** Start Records **

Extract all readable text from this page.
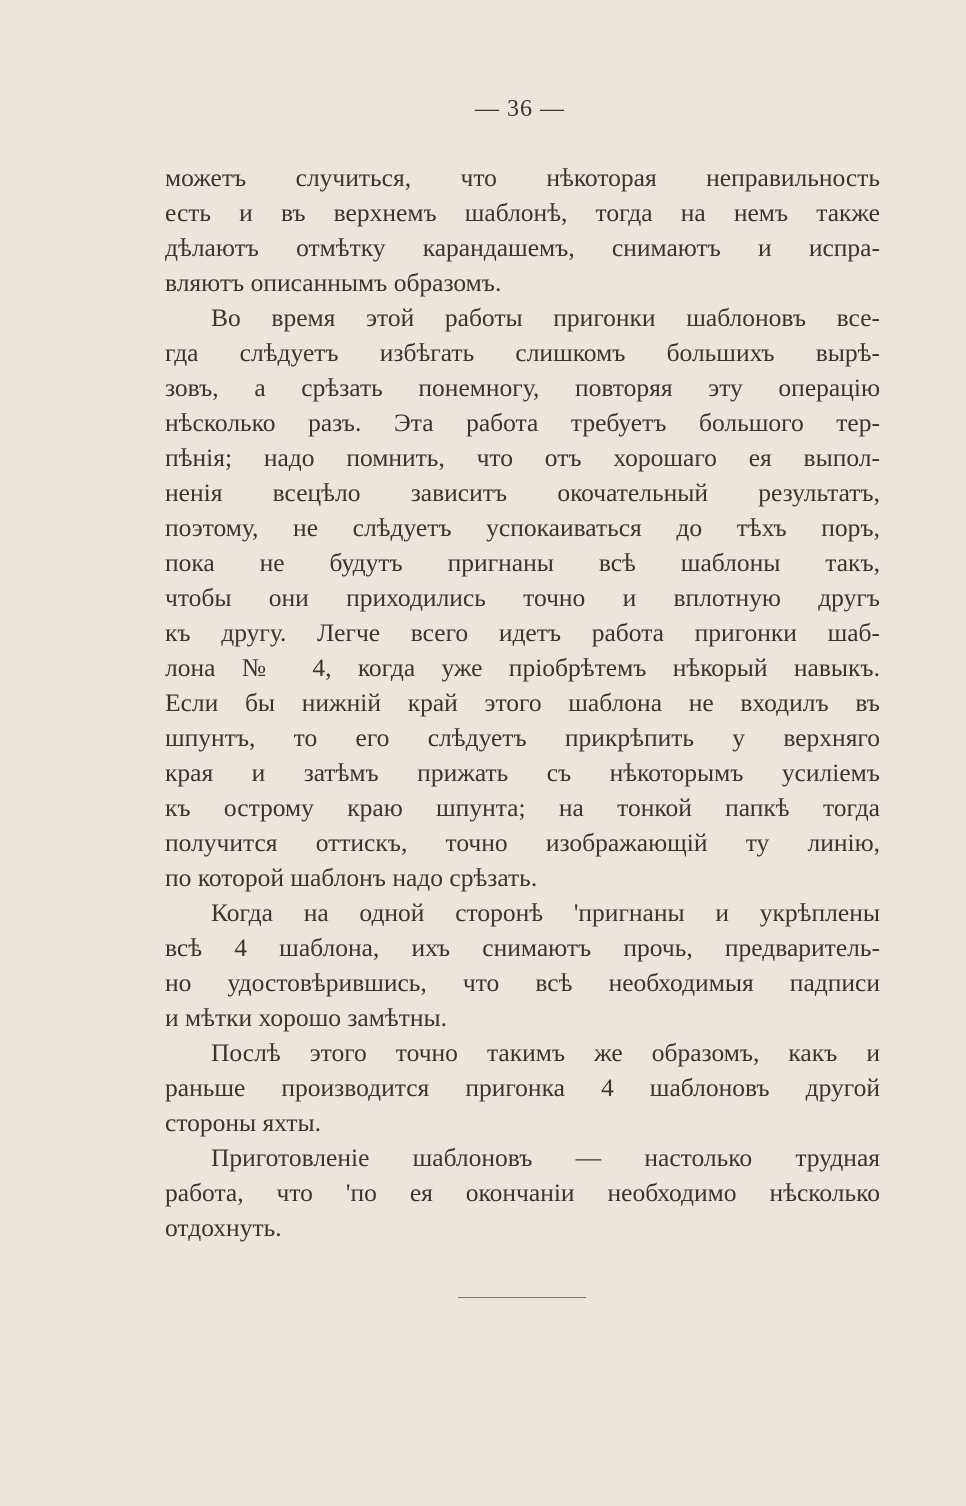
— 36 —
можетъ случиться, что нѣкоторая неправильность
есть и въ верхнемъ шаблонѣ, тогда на немъ также
дѣлаютъ отмѣтку карандашемъ, снимаютъ и испра-
вляютъ описаннымъ образомъ.
Во время этой работы пригонки шаблоновъ все-
гда слѣдуетъ избѣгать слишкомъ большихъ вырѣ-
зовъ, а срѣзать понемногу, повторяя эту операцію
нѣсколько разъ. Эта работа требуетъ большого тер-
пѣнія; надо помнить, что отъ хорошаго ея выпол-
ненія всецѣло зависитъ окочательный результатъ,
поэтому, не слѣдуетъ успокаиваться до тѣхъ поръ,
пока не будутъ пригнаны всѣ шаблоны такъ,
чтобы они приходились точно и вплотную другъ
къ другу. Легче всего идетъ работа пригонки шаб-
лона № 4, когда уже пріобрѣтемъ нѣкорый навыкъ.
Если бы нижній край этого шаблона не входилъ въ
шпунтъ, то его слѣдуетъ прикрѣпить у верхняго
края и затѣмъ прижать съ нѣкоторымъ усиліемъ
къ острому краю шпунта; на тонкой папкѣ тогда
получится оттискъ, точно изображающій ту линію,
по которой шаблонъ надо срѣзать.
Когда на одной сторонѣ 'пригнаны и укрѣплены
всѣ 4 шаблона, ихъ снимаютъ прочь, предваритель-
но удостовѣрившись, что всѣ необходимыя падписи
и мѣтки хорошо замѣтны.
Послѣ этого точно такимъ же образомъ, какъ и
раньше производится пригонка 4 шаблоновъ другой
стороны яхты.
Приготовленіе шаблоновъ — настолько трудная
работа, что 'по ея окончаніи необходимо нѣсколько
отдохнуть.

** End Records **

**Objective:**
Drop the images and repeat the data exactly.

**Response to the exercise:**
Extract all readable text from this page.
— 36 —
можетъ случиться, что нѣкоторая неправильность
есть и въ верхнемъ шаблонѣ, тогда на немъ также
дѣлаютъ отмѣтку карандашемъ, снимаютъ и испра-
вляютъ описаннымъ образомъ.
Во время этой работы пригонки шаблоновъ все-
гда слѣдуетъ избѣгать слишкомъ большихъ вырѣ-
зовъ, а срѣзать понемногу, повторяя эту операцію
нѣсколько разъ. Эта работа требуетъ большого тер-
пѣнія; надо помнить, что отъ хорошаго ея выпол-
ненія всецѣло зависитъ окочательный результатъ,
поэтому, не слѣдуетъ успокаиваться до тѣхъ поръ,
пока не будутъ пригнаны всѣ шаблоны такъ,
чтобы они приходились точно и вплотную другъ
къ другу. Легче всего идетъ работа пригонки шаб-
лона № 4, когда уже пріобрѣтемъ нѣкорый навыкъ.
Если бы нижній край этого шаблона не входилъ въ
шпунтъ, то его слѣдуетъ прикрѣпить у верхняго
края и затѣмъ прижать съ нѣкоторымъ усиліемъ
къ острому краю шпунта; на тонкой папкѣ тогда
получится оттискъ, точно изображающій ту линію,
по которой шаблонъ надо срѣзать.
Когда на одной сторонѣ 'пригнаны и укрѣплены
всѣ 4 шаблона, ихъ снимаютъ прочь, предваритель-
но удостовѣрившись, что всѣ необходимыя падписи
и мѣтки хорошо замѣтны.
Послѣ этого точно такимъ же образомъ, какъ и
раньше производится пригонка 4 шаблоновъ другой
стороны яхты.
Приготовленіе шаблоновъ — настолько трудная
работа, что 'по ея окончаніи необходимо нѣсколько
отдохнуть.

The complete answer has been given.